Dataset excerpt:
# # # # #

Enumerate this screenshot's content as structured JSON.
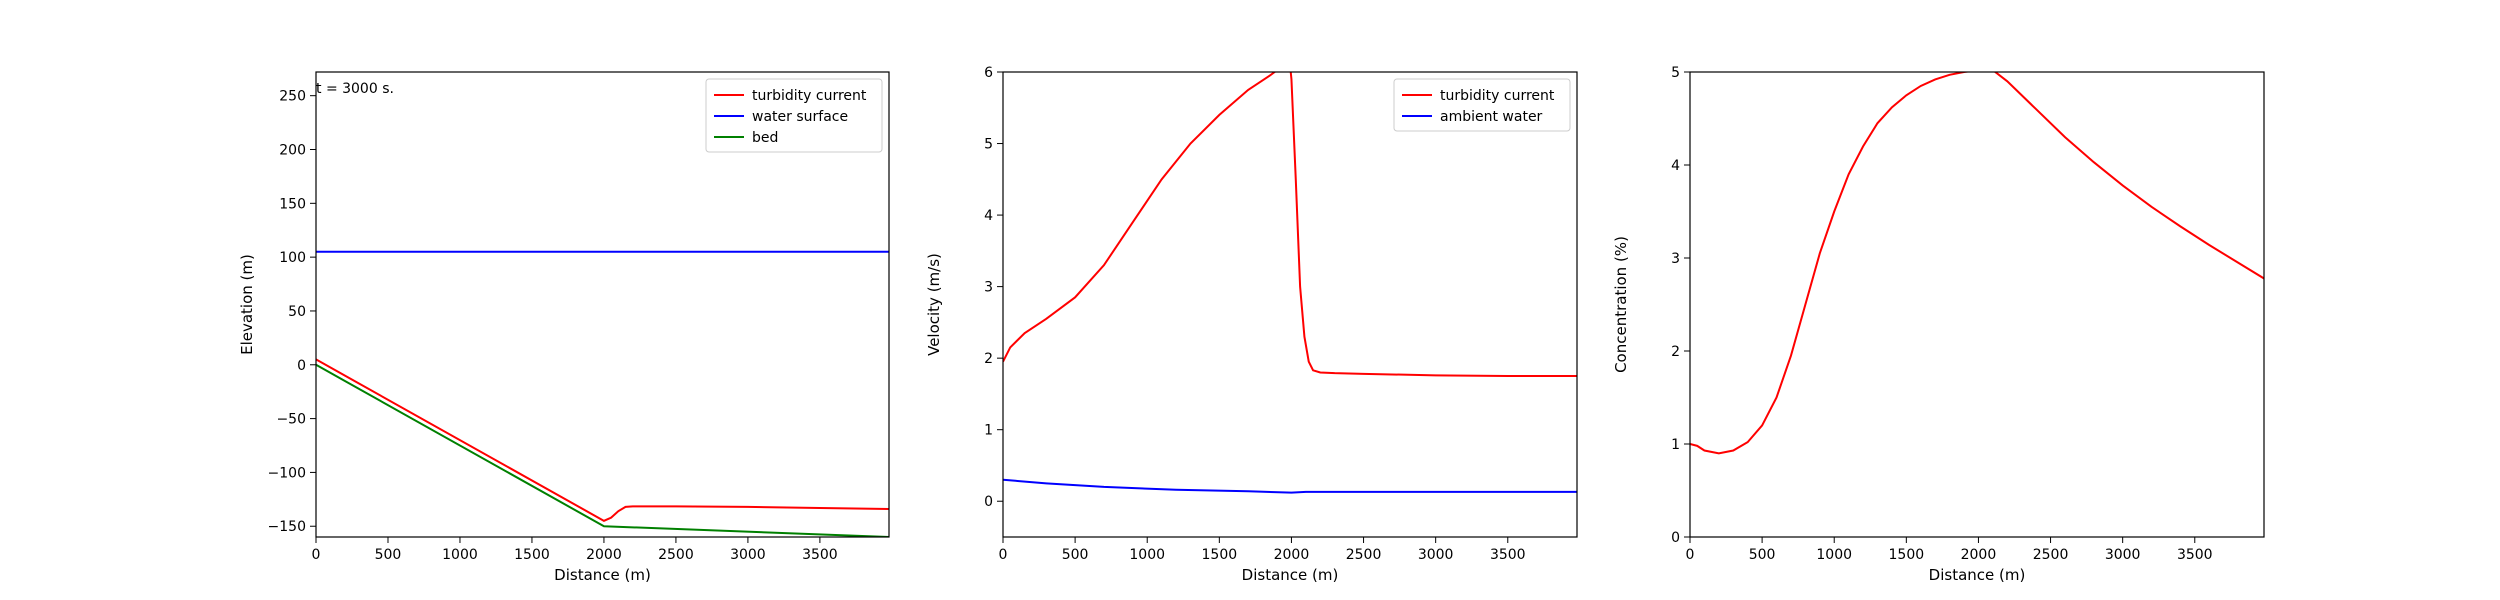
{
  "chart_data": [
    {
      "type": "line",
      "annotation": "t =  3000 s.",
      "xlabel": "Distance (m)",
      "ylabel": "Elevation (m)",
      "xlim": [
        0,
        3980
      ],
      "ylim": [
        -160,
        272
      ],
      "xticks": [
        0,
        500,
        1000,
        1500,
        2000,
        2500,
        3000,
        3500
      ],
      "yticks": [
        -150,
        -100,
        -50,
        0,
        50,
        100,
        150,
        200,
        250
      ],
      "ytick_labels": [
        "−150",
        "−100",
        "−50",
        "0",
        "50",
        "100",
        "150",
        "200",
        "250"
      ],
      "grid": false,
      "legend": "top-right",
      "series": [
        {
          "name": "turbidity current",
          "color": "#ff0000",
          "x": [
            0,
            2000,
            2050,
            2100,
            2150,
            2200,
            2500,
            3000,
            3500,
            3980
          ],
          "y": [
            5,
            -145,
            -142,
            -136,
            -132,
            -131.5,
            -131.5,
            -132,
            -133,
            -134
          ]
        },
        {
          "name": "water surface",
          "color": "#0000ff",
          "x": [
            0,
            3980
          ],
          "y": [
            105,
            105
          ]
        },
        {
          "name": "bed",
          "color": "#008000",
          "x": [
            0,
            2000,
            3980
          ],
          "y": [
            0,
            -150,
            -160
          ]
        }
      ]
    },
    {
      "type": "line",
      "xlabel": "Distance (m)",
      "ylabel": "Velocity (m/s)",
      "xlim": [
        0,
        3980
      ],
      "ylim": [
        -0.5,
        6
      ],
      "xticks": [
        0,
        500,
        1000,
        1500,
        2000,
        2500,
        3000,
        3500
      ],
      "yticks": [
        0,
        1,
        2,
        3,
        4,
        5,
        6
      ],
      "ytick_labels": [
        "0",
        "1",
        "2",
        "3",
        "4",
        "5",
        "6"
      ],
      "grid": false,
      "legend": "top-right",
      "series": [
        {
          "name": "turbidity current",
          "color": "#ff0000",
          "x": [
            0,
            50,
            150,
            300,
            500,
            700,
            900,
            1100,
            1300,
            1500,
            1700,
            1850,
            1950,
            1990,
            2000,
            2030,
            2060,
            2090,
            2120,
            2150,
            2200,
            2300,
            2500,
            3000,
            3500,
            3980
          ],
          "y": [
            1.95,
            2.15,
            2.35,
            2.55,
            2.85,
            3.3,
            3.9,
            4.5,
            5.0,
            5.4,
            5.75,
            5.95,
            6.1,
            6.1,
            5.9,
            4.5,
            3.0,
            2.3,
            1.95,
            1.83,
            1.8,
            1.79,
            1.78,
            1.76,
            1.75,
            1.75
          ]
        },
        {
          "name": "ambient water",
          "color": "#0000ff",
          "x": [
            0,
            300,
            700,
            1200,
            1700,
            2000,
            2100,
            3000,
            3980
          ],
          "y": [
            0.3,
            0.25,
            0.2,
            0.16,
            0.14,
            0.12,
            0.13,
            0.13,
            0.13
          ]
        }
      ]
    },
    {
      "type": "line",
      "xlabel": "Distance (m)",
      "ylabel": "Concentration (%)",
      "xlim": [
        0,
        3980
      ],
      "ylim": [
        0,
        5
      ],
      "xticks": [
        0,
        500,
        1000,
        1500,
        2000,
        2500,
        3000,
        3500
      ],
      "yticks": [
        0,
        1,
        2,
        3,
        4,
        5
      ],
      "ytick_labels": [
        "0",
        "1",
        "2",
        "3",
        "4",
        "5"
      ],
      "grid": false,
      "legend": "none",
      "series": [
        {
          "name": "",
          "color": "#ff0000",
          "x": [
            0,
            50,
            100,
            200,
            300,
            400,
            500,
            600,
            700,
            800,
            900,
            1000,
            1100,
            1200,
            1300,
            1400,
            1500,
            1600,
            1700,
            1800,
            1900,
            2000,
            2100,
            2200,
            2400,
            2600,
            2800,
            3000,
            3200,
            3400,
            3600,
            3800,
            3980
          ],
          "y": [
            1.0,
            0.98,
            0.93,
            0.9,
            0.93,
            1.02,
            1.2,
            1.5,
            1.95,
            2.5,
            3.05,
            3.5,
            3.9,
            4.2,
            4.45,
            4.62,
            4.75,
            4.85,
            4.92,
            4.97,
            5.0,
            5.02,
            5.02,
            4.9,
            4.6,
            4.3,
            4.03,
            3.78,
            3.55,
            3.34,
            3.14,
            2.95,
            2.78
          ]
        }
      ]
    }
  ]
}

# # # # #

WHAT YOU ARE ASKED TO DO: Keep the pictures out and write out the records exactly.

EXERCISE SOLUTION:
Enumerate this screenshot's content as structured JSON.
{
  "chart_data": [
    {
      "type": "line",
      "annotation": "t =  3000 s.",
      "xlabel": "Distance (m)",
      "ylabel": "Elevation (m)",
      "xlim": [
        0,
        3980
      ],
      "ylim": [
        -160,
        272
      ],
      "xticks": [
        0,
        500,
        1000,
        1500,
        2000,
        2500,
        3000,
        3500
      ],
      "yticks": [
        -150,
        -100,
        -50,
        0,
        50,
        100,
        150,
        200,
        250
      ],
      "ytick_labels": [
        "−150",
        "−100",
        "−50",
        "0",
        "50",
        "100",
        "150",
        "200",
        "250"
      ],
      "grid": false,
      "legend": "top-right",
      "series": [
        {
          "name": "turbidity current",
          "color": "#ff0000",
          "x": [
            0,
            2000,
            2050,
            2100,
            2150,
            2200,
            2500,
            3000,
            3500,
            3980
          ],
          "y": [
            5,
            -145,
            -142,
            -136,
            -132,
            -131.5,
            -131.5,
            -132,
            -133,
            -134
          ]
        },
        {
          "name": "water surface",
          "color": "#0000ff",
          "x": [
            0,
            3980
          ],
          "y": [
            105,
            105
          ]
        },
        {
          "name": "bed",
          "color": "#008000",
          "x": [
            0,
            2000,
            3980
          ],
          "y": [
            0,
            -150,
            -160
          ]
        }
      ]
    },
    {
      "type": "line",
      "xlabel": "Distance (m)",
      "ylabel": "Velocity (m/s)",
      "xlim": [
        0,
        3980
      ],
      "ylim": [
        -0.5,
        6
      ],
      "xticks": [
        0,
        500,
        1000,
        1500,
        2000,
        2500,
        3000,
        3500
      ],
      "yticks": [
        0,
        1,
        2,
        3,
        4,
        5,
        6
      ],
      "ytick_labels": [
        "0",
        "1",
        "2",
        "3",
        "4",
        "5",
        "6"
      ],
      "grid": false,
      "legend": "top-right",
      "series": [
        {
          "name": "turbidity current",
          "color": "#ff0000",
          "x": [
            0,
            50,
            150,
            300,
            500,
            700,
            900,
            1100,
            1300,
            1500,
            1700,
            1850,
            1950,
            1990,
            2000,
            2030,
            2060,
            2090,
            2120,
            2150,
            2200,
            2300,
            2500,
            3000,
            3500,
            3980
          ],
          "y": [
            1.95,
            2.15,
            2.35,
            2.55,
            2.85,
            3.3,
            3.9,
            4.5,
            5.0,
            5.4,
            5.75,
            5.95,
            6.1,
            6.1,
            5.9,
            4.5,
            3.0,
            2.3,
            1.95,
            1.83,
            1.8,
            1.79,
            1.78,
            1.76,
            1.75,
            1.75
          ]
        },
        {
          "name": "ambient water",
          "color": "#0000ff",
          "x": [
            0,
            300,
            700,
            1200,
            1700,
            2000,
            2100,
            3000,
            3980
          ],
          "y": [
            0.3,
            0.25,
            0.2,
            0.16,
            0.14,
            0.12,
            0.13,
            0.13,
            0.13
          ]
        }
      ]
    },
    {
      "type": "line",
      "xlabel": "Distance (m)",
      "ylabel": "Concentration (%)",
      "xlim": [
        0,
        3980
      ],
      "ylim": [
        0,
        5
      ],
      "xticks": [
        0,
        500,
        1000,
        1500,
        2000,
        2500,
        3000,
        3500
      ],
      "yticks": [
        0,
        1,
        2,
        3,
        4,
        5
      ],
      "ytick_labels": [
        "0",
        "1",
        "2",
        "3",
        "4",
        "5"
      ],
      "grid": false,
      "legend": "none",
      "series": [
        {
          "name": "",
          "color": "#ff0000",
          "x": [
            0,
            50,
            100,
            200,
            300,
            400,
            500,
            600,
            700,
            800,
            900,
            1000,
            1100,
            1200,
            1300,
            1400,
            1500,
            1600,
            1700,
            1800,
            1900,
            2000,
            2100,
            2200,
            2400,
            2600,
            2800,
            3000,
            3200,
            3400,
            3600,
            3800,
            3980
          ],
          "y": [
            1.0,
            0.98,
            0.93,
            0.9,
            0.93,
            1.02,
            1.2,
            1.5,
            1.95,
            2.5,
            3.05,
            3.5,
            3.9,
            4.2,
            4.45,
            4.62,
            4.75,
            4.85,
            4.92,
            4.97,
            5.0,
            5.02,
            5.02,
            4.9,
            4.6,
            4.3,
            4.03,
            3.78,
            3.55,
            3.34,
            3.14,
            2.95,
            2.78
          ]
        }
      ]
    }
  ]
}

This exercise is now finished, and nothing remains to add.